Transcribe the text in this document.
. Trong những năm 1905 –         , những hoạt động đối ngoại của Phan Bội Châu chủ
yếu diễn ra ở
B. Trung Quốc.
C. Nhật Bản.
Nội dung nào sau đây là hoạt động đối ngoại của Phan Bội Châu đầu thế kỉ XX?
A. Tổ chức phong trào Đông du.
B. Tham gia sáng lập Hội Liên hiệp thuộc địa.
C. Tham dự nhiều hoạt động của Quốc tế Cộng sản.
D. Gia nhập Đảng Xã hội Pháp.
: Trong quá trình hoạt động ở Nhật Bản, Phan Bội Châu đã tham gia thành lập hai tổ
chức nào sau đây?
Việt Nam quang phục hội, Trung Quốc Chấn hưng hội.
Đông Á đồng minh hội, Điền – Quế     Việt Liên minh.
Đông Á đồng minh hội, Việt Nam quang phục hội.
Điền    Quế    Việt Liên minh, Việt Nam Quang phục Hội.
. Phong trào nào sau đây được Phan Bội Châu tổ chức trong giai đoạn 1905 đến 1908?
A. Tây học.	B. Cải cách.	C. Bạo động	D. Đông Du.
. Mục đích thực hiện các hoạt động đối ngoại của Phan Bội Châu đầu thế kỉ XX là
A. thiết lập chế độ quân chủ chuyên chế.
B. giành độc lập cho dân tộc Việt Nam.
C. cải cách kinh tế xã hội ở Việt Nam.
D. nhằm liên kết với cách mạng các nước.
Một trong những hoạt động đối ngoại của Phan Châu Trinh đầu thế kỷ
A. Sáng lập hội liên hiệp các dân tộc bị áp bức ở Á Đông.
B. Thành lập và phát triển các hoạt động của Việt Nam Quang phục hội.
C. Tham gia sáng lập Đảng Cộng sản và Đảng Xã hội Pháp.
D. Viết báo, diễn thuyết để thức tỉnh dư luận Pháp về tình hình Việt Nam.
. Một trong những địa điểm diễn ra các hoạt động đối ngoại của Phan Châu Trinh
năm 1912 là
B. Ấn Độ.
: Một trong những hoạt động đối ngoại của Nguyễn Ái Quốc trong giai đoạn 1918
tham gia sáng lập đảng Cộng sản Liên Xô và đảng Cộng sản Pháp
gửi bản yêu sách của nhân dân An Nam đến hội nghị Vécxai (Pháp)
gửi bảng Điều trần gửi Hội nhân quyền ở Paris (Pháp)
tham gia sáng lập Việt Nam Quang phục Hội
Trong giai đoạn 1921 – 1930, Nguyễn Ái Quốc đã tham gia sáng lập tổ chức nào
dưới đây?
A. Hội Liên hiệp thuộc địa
________________
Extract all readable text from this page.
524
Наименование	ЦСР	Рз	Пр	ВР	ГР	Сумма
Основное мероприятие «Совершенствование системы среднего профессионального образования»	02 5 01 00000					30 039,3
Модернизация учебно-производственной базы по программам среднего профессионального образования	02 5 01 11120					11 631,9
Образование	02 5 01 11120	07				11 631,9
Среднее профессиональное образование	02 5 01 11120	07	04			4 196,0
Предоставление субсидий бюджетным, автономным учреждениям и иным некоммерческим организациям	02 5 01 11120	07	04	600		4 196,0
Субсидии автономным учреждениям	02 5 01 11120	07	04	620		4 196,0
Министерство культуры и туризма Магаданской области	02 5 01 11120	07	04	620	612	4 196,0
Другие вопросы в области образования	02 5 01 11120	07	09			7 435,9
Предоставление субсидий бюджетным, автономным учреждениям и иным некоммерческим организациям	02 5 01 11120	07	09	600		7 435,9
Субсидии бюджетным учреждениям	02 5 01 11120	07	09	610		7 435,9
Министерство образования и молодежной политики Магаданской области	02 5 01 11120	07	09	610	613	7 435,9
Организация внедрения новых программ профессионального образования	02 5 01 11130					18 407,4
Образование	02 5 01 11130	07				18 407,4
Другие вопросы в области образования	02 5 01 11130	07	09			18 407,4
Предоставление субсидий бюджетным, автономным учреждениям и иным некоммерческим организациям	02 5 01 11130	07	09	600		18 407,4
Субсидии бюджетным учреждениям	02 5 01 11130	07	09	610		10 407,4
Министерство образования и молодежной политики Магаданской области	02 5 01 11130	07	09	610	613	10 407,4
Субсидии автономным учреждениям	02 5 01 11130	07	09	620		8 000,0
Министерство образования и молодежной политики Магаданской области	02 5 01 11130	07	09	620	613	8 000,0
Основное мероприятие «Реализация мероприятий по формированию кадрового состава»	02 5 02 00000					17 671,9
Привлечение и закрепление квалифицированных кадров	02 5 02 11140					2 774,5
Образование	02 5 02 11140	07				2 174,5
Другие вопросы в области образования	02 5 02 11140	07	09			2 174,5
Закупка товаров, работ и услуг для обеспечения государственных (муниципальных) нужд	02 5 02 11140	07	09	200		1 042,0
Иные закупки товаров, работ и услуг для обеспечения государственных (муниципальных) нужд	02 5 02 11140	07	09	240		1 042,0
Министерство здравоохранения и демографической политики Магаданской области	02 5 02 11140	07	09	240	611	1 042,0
________________
→ **Exercise task**: Looking at the data above, how many lines hold the word "нужд"? Respond with the number alone.

→ **Answer in full**: 2